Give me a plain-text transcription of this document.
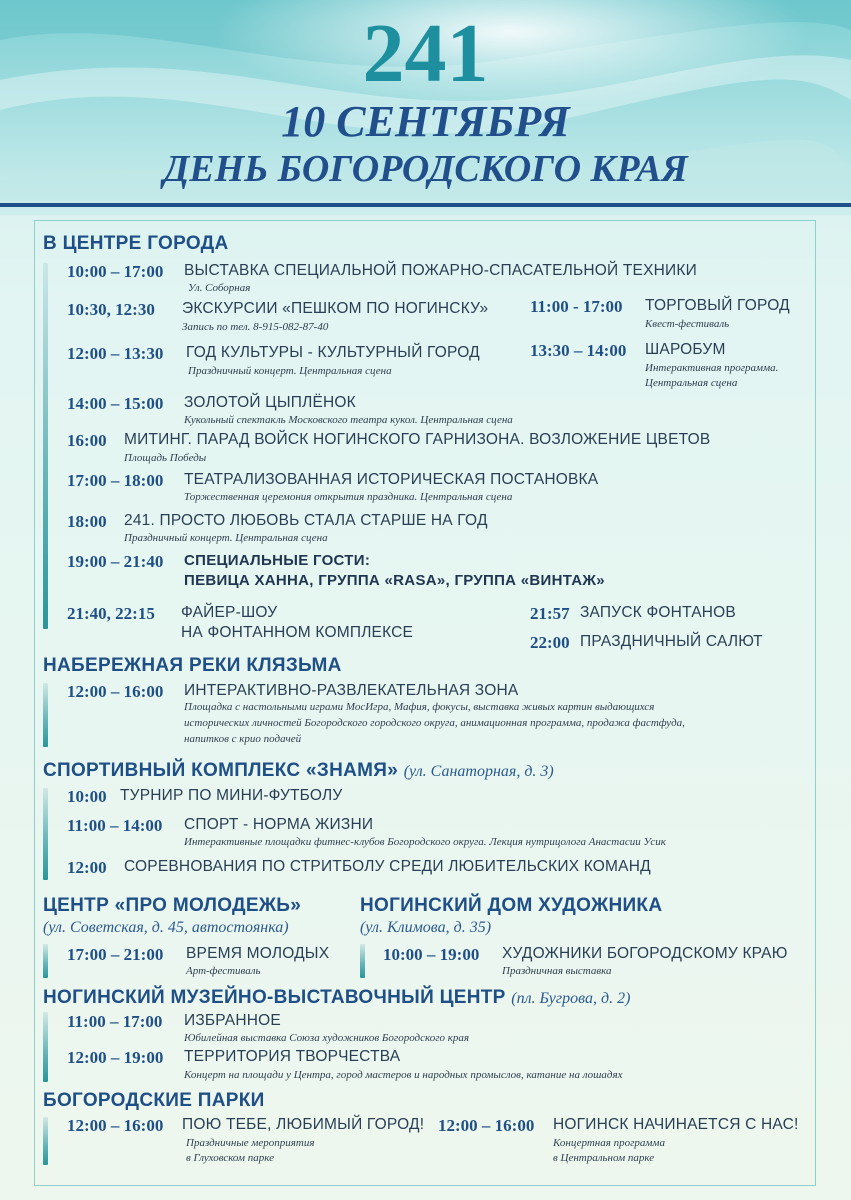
241
10 СЕНТЯБРЯ
ДЕНЬ БОГОРОДСКОГО КРАЯ
В ЦЕНТРЕ ГОРОДА
10:00 – 17:00 ВЫСТАВКА СПЕЦИАЛЬНОЙ ПОЖАРНО-СПАСАТЕЛЬНОЙ ТЕХНИКИ
Ул. Соборная
10:30, 12:30 ЭКСКУРСИИ «ПЕШКОМ ПО НОГИНСКУ»
Запись по тел. 8-915-082-87-40
11:00 - 17:00 ТОРГОВЫЙ ГОРОД
Квест-фестиваль
12:00 – 13:30 ГОД КУЛЬТУРЫ - КУЛЬТУРНЫЙ ГОРОД
Праздничный концерт. Центральная сцена
13:30 – 14:00 ШАРОБУМ
Интерактивная программа.
Центральная сцена
14:00 – 15:00 ЗОЛОТОЙ ЦЫПЛЁНОК
Кукольный спектакль Московского театра кукол. Центральная сцена
16:00 МИТИНГ. ПАРАД ВОЙСК НОГИНСКОГО ГАРНИЗОНА. ВОЗЛОЖЕНИЕ ЦВЕТОВ
Площадь Победы
17:00 – 18:00 ТЕАТРАЛИЗОВАННАЯ ИСТОРИЧЕСКАЯ ПОСТАНОВКА
Торжественная церемония открытия праздника. Центральная сцена
18:00 241. ПРОСТО ЛЮБОВЬ СТАЛА СТАРШЕ НА ГОД
Праздничный концерт. Центральная сцена
19:00 – 21:40 СПЕЦИАЛЬНЫЕ ГОСТИ:
ПЕВИЦА ХАННА, ГРУППА «RASA», ГРУППА «ВИНТАЖ»
21:40, 22:15 ФАЙЕР-ШОУ
НА ФОНТАННОМ КОМПЛЕКСЕ
21:57 ЗАПУСК ФОНТАНОВ
22:00 ПРАЗДНИЧНЫЙ САЛЮТ
НАБЕРЕЖНАЯ РЕКИ КЛЯЗЬМА
12:00 – 16:00 ИНТЕРАКТИВНО-РАЗВЛЕКАТЕЛЬНАЯ ЗОНА
Площадка с настольными играми МосИгра, Мафия, фокусы, выставка живых картин выдающихся
исторических личностей Богородского городского округа, анимационная программа, продажа фастфуда,
напитков с крио подачей
СПОРТИВНЫЙ КОМПЛЕКС «ЗНАМЯ» (ул. Санаторная, д. 3)
10:00 ТУРНИР ПО МИНИ-ФУТБОЛУ
11:00 – 14:00 СПОРТ - НОРМА ЖИЗНИ
Интерактивные площадки фитнес-клубов Богородского округа. Лекция нутрицолога Анастасии Усик
12:00 СОРЕВНОВАНИЯ ПО СТРИТБОЛУ СРЕДИ ЛЮБИТЕЛЬСКИХ КОМАНД
ЦЕНТР «ПРО МОЛОДЕЖЬ»
(ул. Советская, д. 45, автостоянка)
17:00 – 21:00 ВРЕМЯ МОЛОДЫХ
Арт-фестиваль
НОГИНСКИЙ ДОМ ХУДОЖНИКА
(ул. Климова, д. 35)
10:00 – 19:00 ХУДОЖНИКИ БОГОРОДСКОМУ КРАЮ
Праздничная выставка
НОГИНСКИЙ МУЗЕЙНО-ВЫСТАВОЧНЫЙ ЦЕНТР (пл. Бугрова, д. 2)
11:00 – 17:00 ИЗБРАННОЕ
Юбилейная выставка Союза художников Богородского края
12:00 – 19:00 ТЕРРИТОРИЯ ТВОРЧЕСТВА
Концерт на площади у Центра, город мастеров и народных промыслов, катание на лошадях
БОГОРОДСКИЕ ПАРКИ
12:00 – 16:00 ПОЮ ТЕБЕ, ЛЮБИМЫЙ ГОРОД!
Праздничные мероприятия
в Глуховском парке
12:00 – 16:00 НОГИНСК НАЧИНАЕТСЯ С НАС!
Концертная программа
в Центральном парке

------------------------------

From the entries above, return each line with the word "сцена" in it.

Праздничный концерт. Центральная сцена
Центральная сцена
Кукольный спектакль Московского театра кукол. Центральная сцена
Торжественная церемония открытия праздника. Центральная сцена
Праздничный концерт. Центральная сцена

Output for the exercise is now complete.